▸ **EXERCISE INSTRUCTIONS**
Set down all of the data that follows word for word, without the images.

▸ **INPUT ROWS**
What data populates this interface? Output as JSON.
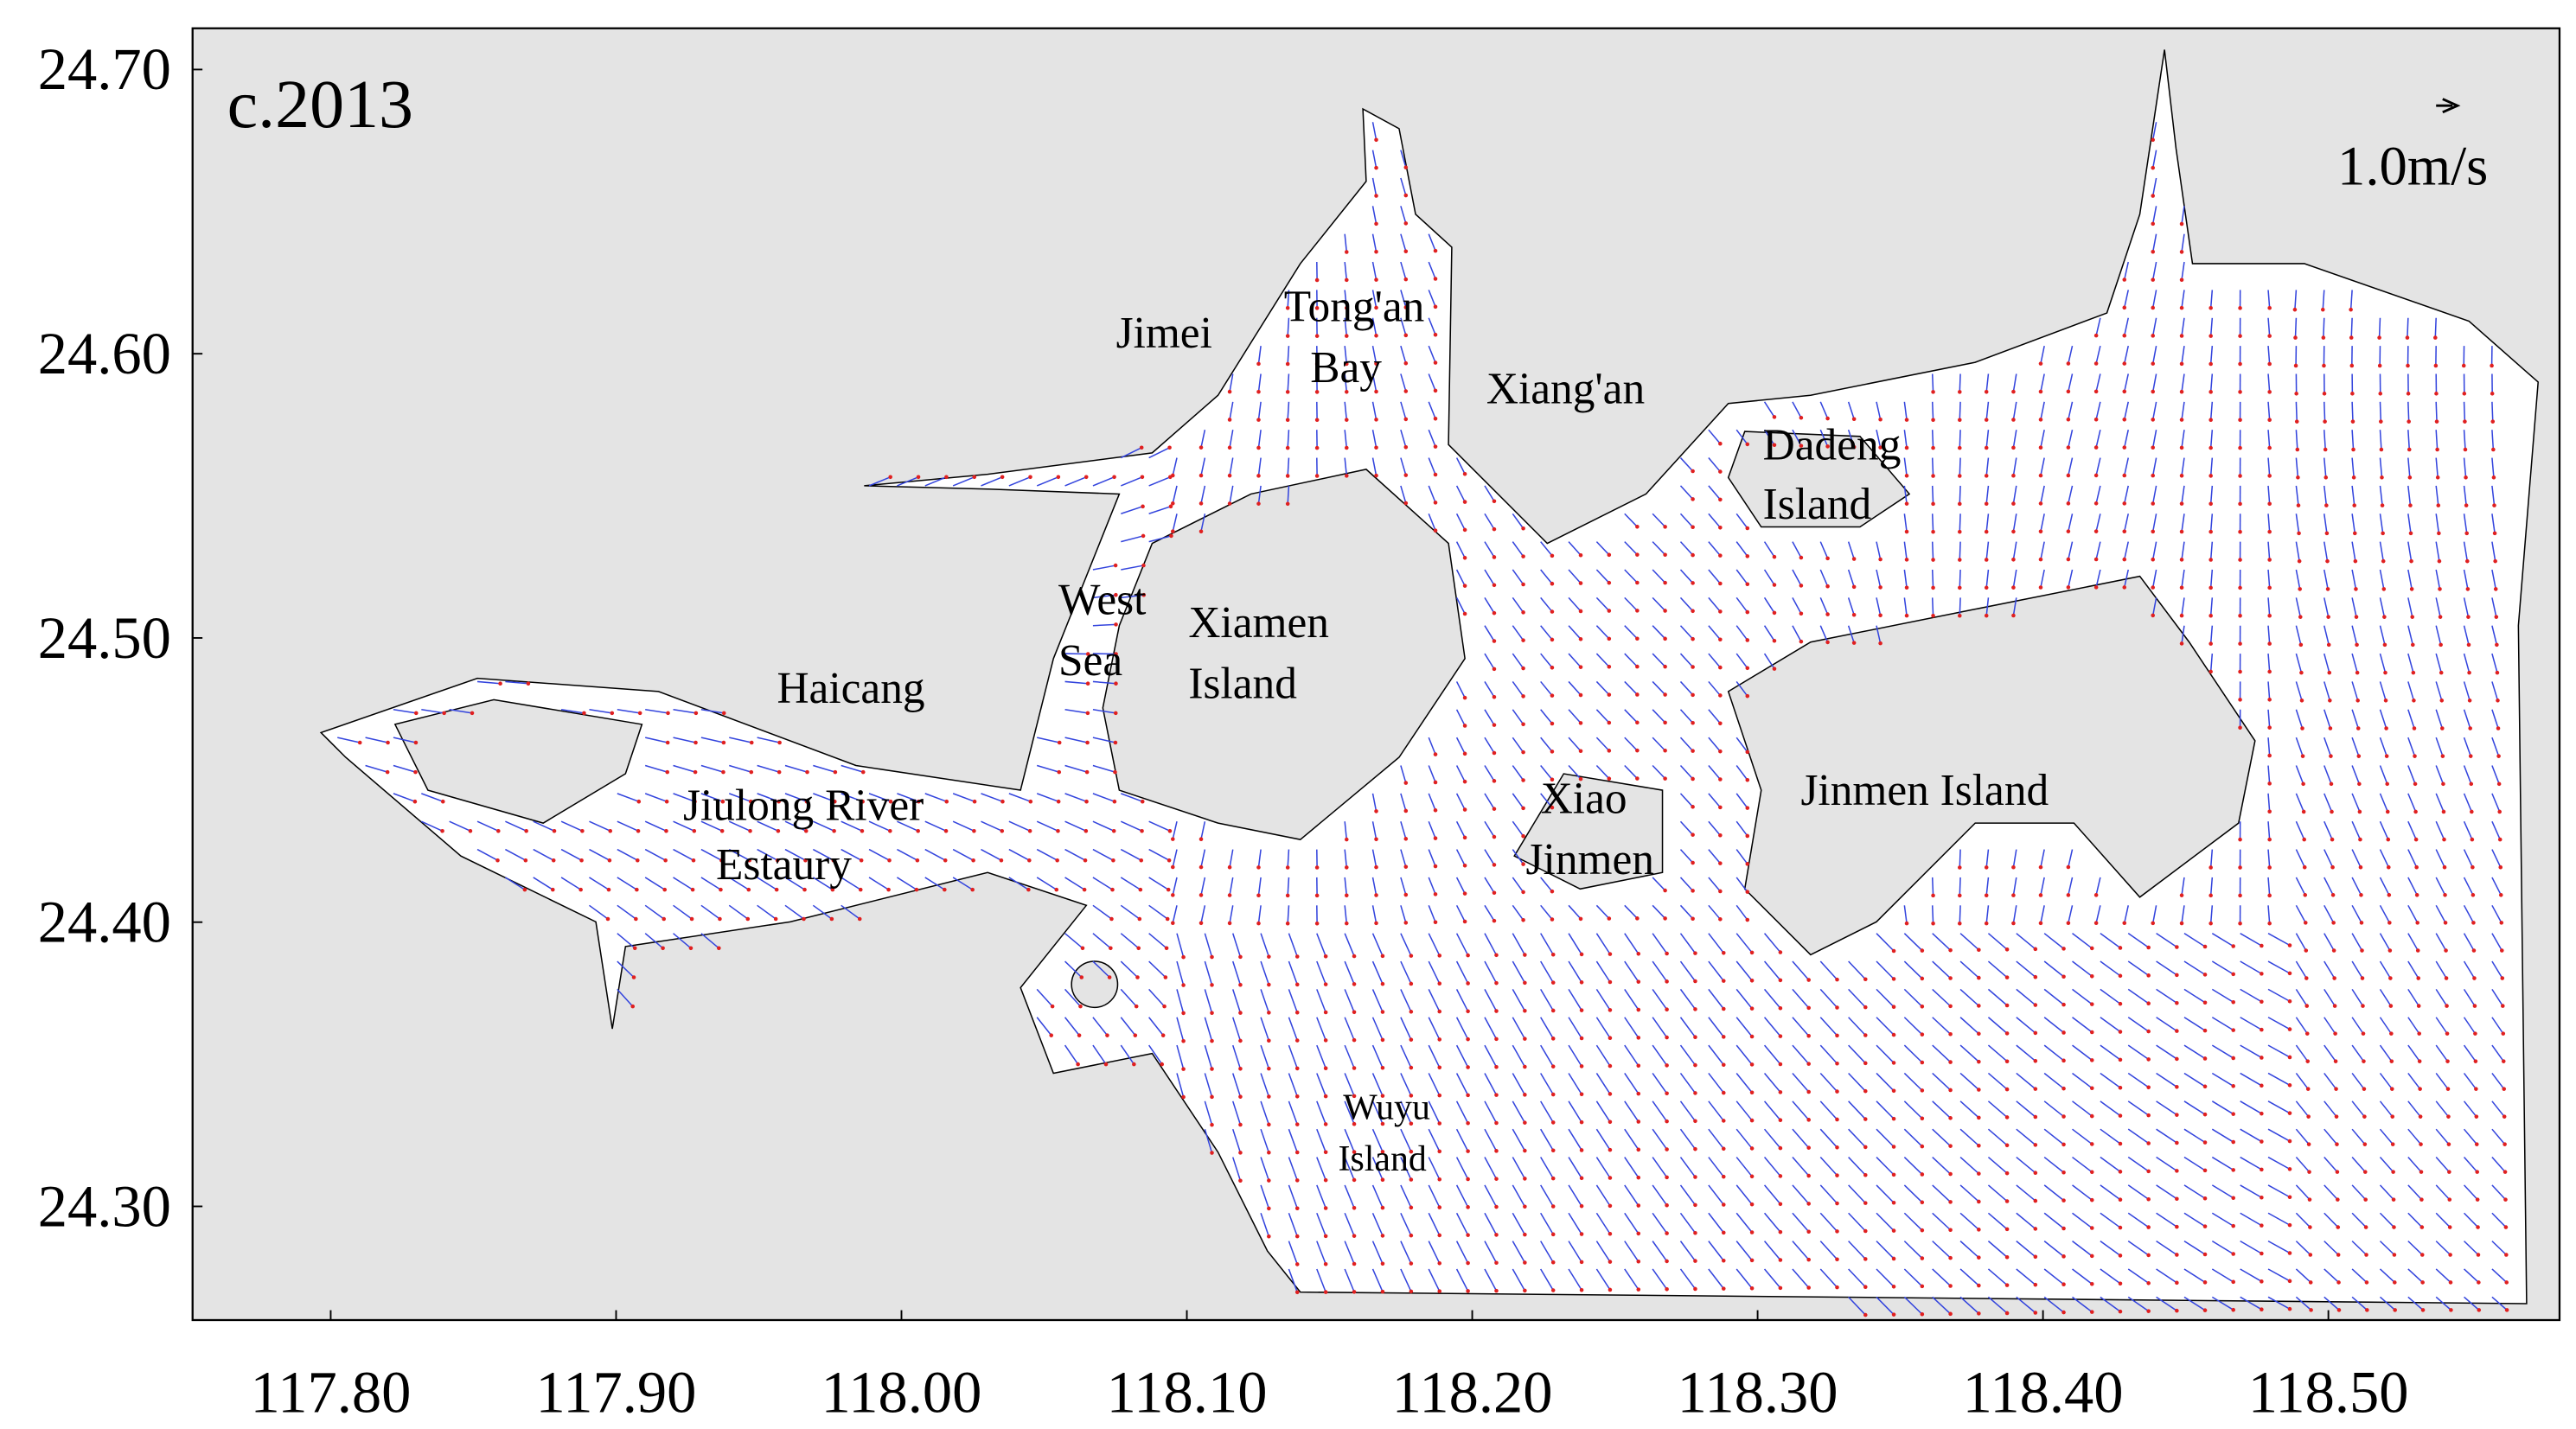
{
  "chart_data": {
    "type": "vector-map",
    "title": "c.2013",
    "xlim": [
      117.7516,
      118.581
    ],
    "ylim": [
      24.26,
      24.7145
    ],
    "xticks": [
      {
        "value": 117.8,
        "label": "117.80"
      },
      {
        "value": 117.9,
        "label": "117.90"
      },
      {
        "value": 118.0,
        "label": "118.00"
      },
      {
        "value": 118.1,
        "label": "118.10"
      },
      {
        "value": 118.2,
        "label": "118.20"
      },
      {
        "value": 118.3,
        "label": "118.30"
      },
      {
        "value": 118.4,
        "label": "118.40"
      },
      {
        "value": 118.5,
        "label": "118.50"
      }
    ],
    "yticks": [
      {
        "value": 24.3,
        "label": "24.30"
      },
      {
        "value": 24.4,
        "label": "24.40"
      },
      {
        "value": 24.5,
        "label": "24.50"
      },
      {
        "value": 24.6,
        "label": "24.60"
      },
      {
        "value": 24.7,
        "label": "24.70"
      }
    ],
    "scale_label": "1.0m/s",
    "places": [
      "Jimei",
      "Tong'an",
      "Bay",
      "Xiang'an",
      "Dadeng",
      "Island",
      "West",
      "Sea",
      "Xiamen",
      "Island",
      "Haicang",
      "Jiulong River",
      "Estaury",
      "Xiao",
      "Jinmen",
      "Jinmen Island",
      "Wuyu",
      "Island"
    ]
  }
}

▸ **EXERCISE SOLUTION**
What data populates this interface? Output as JSON.
{
  "chart_data": {
    "type": "vector-map",
    "title": "c.2013",
    "xlim": [
      117.7516,
      118.581
    ],
    "ylim": [
      24.26,
      24.7145
    ],
    "xticks": [
      {
        "value": 117.8,
        "label": "117.80"
      },
      {
        "value": 117.9,
        "label": "117.90"
      },
      {
        "value": 118.0,
        "label": "118.00"
      },
      {
        "value": 118.1,
        "label": "118.10"
      },
      {
        "value": 118.2,
        "label": "118.20"
      },
      {
        "value": 118.3,
        "label": "118.30"
      },
      {
        "value": 118.4,
        "label": "118.40"
      },
      {
        "value": 118.5,
        "label": "118.50"
      }
    ],
    "yticks": [
      {
        "value": 24.3,
        "label": "24.30"
      },
      {
        "value": 24.4,
        "label": "24.40"
      },
      {
        "value": 24.5,
        "label": "24.50"
      },
      {
        "value": 24.6,
        "label": "24.60"
      },
      {
        "value": 24.7,
        "label": "24.70"
      }
    ],
    "scale_label": "1.0m/s",
    "places": [
      "Jimei",
      "Tong'an",
      "Bay",
      "Xiang'an",
      "Dadeng",
      "Island",
      "West",
      "Sea",
      "Xiamen",
      "Island",
      "Haicang",
      "Jiulong River",
      "Estaury",
      "Xiao",
      "Jinmen",
      "Jinmen Island",
      "Wuyu",
      "Island"
    ]
  }
}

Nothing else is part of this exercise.